━━━━━ DATA FOR THE TASK

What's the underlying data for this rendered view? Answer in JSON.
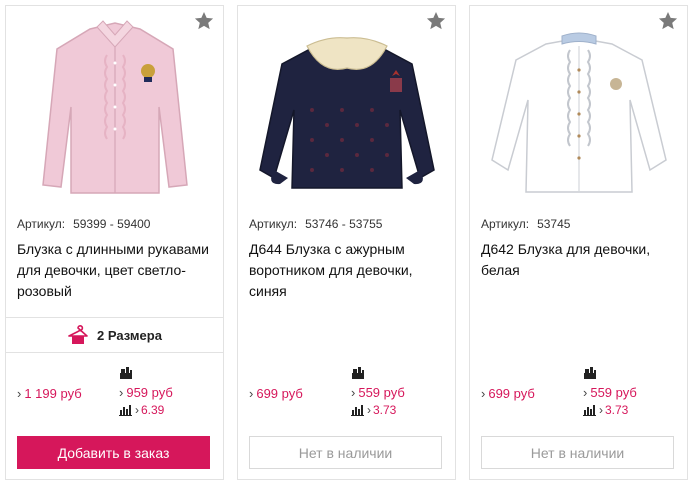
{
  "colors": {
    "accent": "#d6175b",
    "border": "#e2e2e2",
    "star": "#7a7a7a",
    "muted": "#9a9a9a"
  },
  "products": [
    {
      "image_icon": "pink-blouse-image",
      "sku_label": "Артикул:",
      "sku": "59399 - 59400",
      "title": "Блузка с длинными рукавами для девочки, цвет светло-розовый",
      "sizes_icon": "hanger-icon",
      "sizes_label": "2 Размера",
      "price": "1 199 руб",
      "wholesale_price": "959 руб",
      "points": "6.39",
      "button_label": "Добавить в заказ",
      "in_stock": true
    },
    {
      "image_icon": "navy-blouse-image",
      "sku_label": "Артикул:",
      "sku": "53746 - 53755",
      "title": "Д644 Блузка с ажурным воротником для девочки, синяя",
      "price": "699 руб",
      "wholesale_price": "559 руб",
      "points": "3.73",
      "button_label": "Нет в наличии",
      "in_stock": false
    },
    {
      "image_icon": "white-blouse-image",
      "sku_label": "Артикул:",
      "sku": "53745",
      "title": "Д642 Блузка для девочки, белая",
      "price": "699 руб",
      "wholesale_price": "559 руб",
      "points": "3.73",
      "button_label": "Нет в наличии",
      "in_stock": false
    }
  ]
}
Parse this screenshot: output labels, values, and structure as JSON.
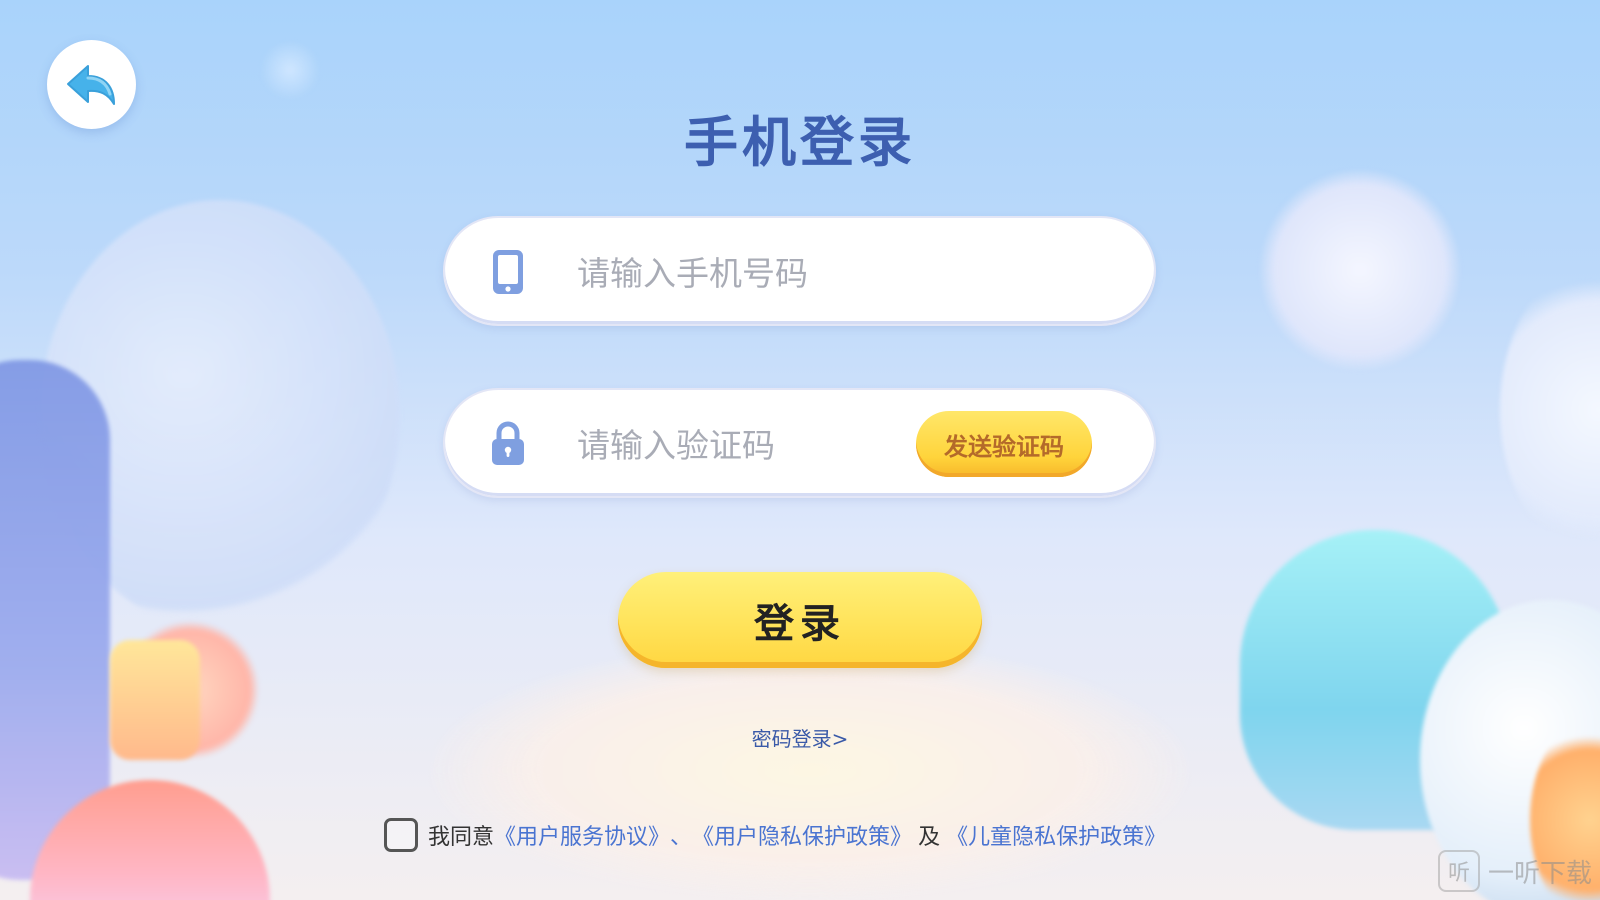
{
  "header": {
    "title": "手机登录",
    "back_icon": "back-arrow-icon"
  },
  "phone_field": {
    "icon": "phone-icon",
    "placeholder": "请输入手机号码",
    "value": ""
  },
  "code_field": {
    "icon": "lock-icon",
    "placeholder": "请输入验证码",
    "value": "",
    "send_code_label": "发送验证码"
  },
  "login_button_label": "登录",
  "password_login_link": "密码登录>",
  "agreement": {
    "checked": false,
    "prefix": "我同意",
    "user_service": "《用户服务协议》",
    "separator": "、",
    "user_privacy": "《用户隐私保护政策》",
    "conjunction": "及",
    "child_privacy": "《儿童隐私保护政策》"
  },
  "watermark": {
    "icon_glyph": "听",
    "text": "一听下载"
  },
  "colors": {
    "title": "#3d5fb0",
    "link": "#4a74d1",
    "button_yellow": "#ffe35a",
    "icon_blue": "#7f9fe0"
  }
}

━━━━━━━━━━

--- GIVEN PROBLEM ---
Filter out every line that lacks the word "девочки", and copy the rest.

--- THE SOLUTION ---
      "title": "Блузка с длинными рукавами для девочки, цвет светло-розовый",
      "title": "Д644 Блузка с ажурным воротником для девочки, синяя",
      "title": "Д642 Блузка для девочки, белая",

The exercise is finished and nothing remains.